> Supplied records:

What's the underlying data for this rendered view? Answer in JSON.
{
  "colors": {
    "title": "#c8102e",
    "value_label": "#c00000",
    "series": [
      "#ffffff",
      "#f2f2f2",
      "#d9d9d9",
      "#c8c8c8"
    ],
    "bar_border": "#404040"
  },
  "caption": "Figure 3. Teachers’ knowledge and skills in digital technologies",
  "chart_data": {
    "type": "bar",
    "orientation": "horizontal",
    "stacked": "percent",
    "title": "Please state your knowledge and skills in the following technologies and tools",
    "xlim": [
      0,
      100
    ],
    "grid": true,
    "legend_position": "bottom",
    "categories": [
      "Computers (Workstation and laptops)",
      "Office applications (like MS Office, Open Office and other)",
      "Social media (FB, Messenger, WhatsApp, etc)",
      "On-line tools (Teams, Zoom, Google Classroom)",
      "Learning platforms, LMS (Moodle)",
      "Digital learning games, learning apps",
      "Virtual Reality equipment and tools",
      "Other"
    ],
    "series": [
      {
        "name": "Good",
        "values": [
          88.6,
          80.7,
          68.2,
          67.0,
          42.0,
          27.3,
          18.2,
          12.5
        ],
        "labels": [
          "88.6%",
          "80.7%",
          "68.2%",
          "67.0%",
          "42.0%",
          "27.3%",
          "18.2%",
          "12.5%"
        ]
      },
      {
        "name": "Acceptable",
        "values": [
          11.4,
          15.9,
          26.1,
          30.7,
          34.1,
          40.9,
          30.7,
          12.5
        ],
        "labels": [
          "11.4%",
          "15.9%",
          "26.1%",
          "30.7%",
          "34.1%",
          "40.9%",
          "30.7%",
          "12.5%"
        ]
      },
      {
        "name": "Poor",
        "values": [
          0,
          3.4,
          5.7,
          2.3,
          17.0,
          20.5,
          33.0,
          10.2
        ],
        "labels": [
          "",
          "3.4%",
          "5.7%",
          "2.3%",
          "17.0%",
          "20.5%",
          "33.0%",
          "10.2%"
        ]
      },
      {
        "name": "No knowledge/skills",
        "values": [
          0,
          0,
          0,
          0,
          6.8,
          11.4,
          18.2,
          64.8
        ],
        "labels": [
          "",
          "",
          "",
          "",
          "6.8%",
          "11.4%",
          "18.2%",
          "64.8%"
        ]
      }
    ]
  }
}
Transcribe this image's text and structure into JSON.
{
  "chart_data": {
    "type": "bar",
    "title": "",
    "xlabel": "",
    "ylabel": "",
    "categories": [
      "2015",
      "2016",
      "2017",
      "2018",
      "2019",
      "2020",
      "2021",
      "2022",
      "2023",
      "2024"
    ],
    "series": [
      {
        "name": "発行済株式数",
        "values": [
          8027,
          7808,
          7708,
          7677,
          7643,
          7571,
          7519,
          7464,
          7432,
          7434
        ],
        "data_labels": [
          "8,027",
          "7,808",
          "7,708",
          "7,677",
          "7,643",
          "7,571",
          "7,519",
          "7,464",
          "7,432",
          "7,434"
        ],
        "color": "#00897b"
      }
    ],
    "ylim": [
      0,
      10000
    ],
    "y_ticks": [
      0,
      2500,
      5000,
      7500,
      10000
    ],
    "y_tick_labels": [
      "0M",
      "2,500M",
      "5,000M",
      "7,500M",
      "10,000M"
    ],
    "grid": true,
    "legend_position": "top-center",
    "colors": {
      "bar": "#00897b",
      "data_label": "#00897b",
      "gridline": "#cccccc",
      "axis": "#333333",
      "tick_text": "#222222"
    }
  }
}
--
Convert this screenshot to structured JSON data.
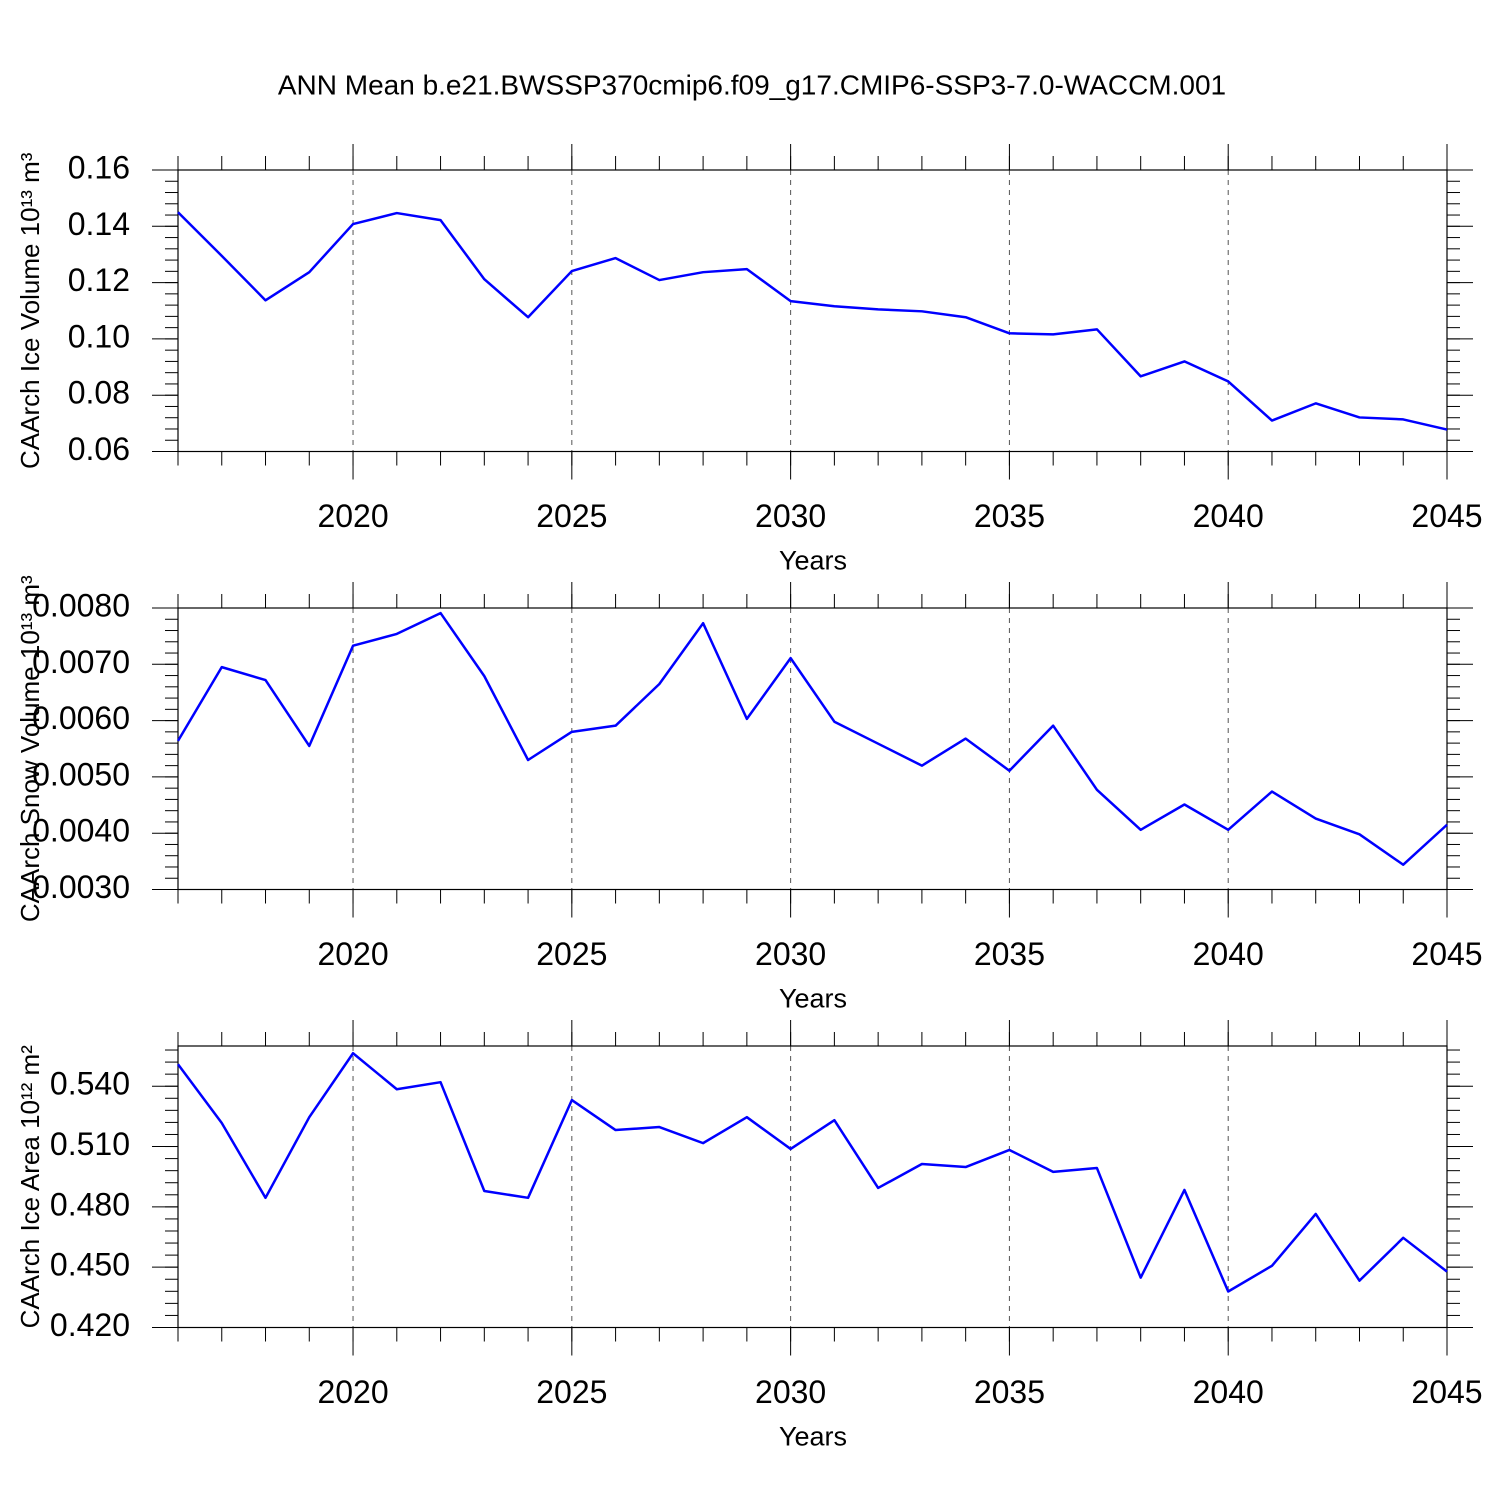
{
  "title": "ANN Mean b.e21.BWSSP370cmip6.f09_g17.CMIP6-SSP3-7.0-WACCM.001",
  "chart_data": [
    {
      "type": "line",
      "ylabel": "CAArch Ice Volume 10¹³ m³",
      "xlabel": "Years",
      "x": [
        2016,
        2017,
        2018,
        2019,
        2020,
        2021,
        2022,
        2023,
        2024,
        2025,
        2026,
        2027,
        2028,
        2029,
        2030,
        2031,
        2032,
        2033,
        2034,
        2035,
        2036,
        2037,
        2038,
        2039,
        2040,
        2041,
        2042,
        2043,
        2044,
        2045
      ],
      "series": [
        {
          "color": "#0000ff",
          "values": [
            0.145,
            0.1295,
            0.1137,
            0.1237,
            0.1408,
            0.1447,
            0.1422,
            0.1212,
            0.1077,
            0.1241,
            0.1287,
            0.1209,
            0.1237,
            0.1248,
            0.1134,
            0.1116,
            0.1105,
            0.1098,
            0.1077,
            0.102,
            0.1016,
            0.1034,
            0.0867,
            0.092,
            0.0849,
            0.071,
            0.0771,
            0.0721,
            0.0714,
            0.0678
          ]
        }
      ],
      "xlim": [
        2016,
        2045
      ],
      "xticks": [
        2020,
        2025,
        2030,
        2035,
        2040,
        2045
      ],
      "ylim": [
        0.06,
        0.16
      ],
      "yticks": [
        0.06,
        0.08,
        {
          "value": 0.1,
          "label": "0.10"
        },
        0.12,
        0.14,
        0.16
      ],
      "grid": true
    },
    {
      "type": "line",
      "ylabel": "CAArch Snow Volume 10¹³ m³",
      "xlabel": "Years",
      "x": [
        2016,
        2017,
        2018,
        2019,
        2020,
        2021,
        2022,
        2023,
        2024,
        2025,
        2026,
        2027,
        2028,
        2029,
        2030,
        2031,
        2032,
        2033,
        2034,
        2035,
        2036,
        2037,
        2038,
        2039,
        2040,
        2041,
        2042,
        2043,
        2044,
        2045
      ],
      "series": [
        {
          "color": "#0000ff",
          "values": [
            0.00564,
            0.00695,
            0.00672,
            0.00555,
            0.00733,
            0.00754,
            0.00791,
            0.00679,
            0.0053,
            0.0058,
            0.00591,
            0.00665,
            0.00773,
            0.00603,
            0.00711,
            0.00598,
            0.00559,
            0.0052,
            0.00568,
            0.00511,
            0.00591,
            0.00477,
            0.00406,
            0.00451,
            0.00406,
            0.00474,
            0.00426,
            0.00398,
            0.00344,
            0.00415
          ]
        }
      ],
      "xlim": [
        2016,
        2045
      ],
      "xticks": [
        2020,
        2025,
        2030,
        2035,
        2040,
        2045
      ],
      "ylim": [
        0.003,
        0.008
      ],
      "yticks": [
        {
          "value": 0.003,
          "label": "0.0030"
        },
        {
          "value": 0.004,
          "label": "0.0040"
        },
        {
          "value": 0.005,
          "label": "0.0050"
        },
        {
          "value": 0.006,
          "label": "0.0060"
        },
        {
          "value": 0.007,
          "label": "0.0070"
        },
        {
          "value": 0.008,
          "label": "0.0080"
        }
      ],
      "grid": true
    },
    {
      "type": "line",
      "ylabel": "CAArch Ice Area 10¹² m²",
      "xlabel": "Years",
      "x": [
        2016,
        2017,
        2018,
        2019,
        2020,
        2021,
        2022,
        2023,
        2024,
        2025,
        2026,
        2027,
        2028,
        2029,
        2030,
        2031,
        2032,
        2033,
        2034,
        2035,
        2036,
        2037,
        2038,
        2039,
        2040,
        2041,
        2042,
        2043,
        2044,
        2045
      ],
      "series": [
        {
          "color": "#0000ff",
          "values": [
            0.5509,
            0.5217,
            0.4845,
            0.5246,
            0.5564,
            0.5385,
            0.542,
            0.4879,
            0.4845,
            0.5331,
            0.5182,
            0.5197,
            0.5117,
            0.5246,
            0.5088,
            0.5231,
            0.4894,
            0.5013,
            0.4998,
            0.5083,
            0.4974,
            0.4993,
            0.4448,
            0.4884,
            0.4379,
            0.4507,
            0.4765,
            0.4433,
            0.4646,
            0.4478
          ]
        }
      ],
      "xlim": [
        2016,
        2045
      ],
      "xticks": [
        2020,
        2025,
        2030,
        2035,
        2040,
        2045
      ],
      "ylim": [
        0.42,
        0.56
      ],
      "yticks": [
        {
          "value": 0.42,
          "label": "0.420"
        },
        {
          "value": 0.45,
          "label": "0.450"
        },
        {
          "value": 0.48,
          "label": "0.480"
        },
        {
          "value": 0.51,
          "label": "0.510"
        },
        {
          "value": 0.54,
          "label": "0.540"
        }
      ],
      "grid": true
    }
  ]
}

> What the task asks: Where does the word "title" appear in the listing? List each line that holds it.

> Result of the exercise:
    "title": "#c8102e",
    "title": "Please state your knowledge and skills in the following technologies and tools",
    "title": "",
  "title": "ANN Mean b.e21.BWSSP370cmip6.f09_g17.CMIP6-SSP3-7.0-WACCM.001",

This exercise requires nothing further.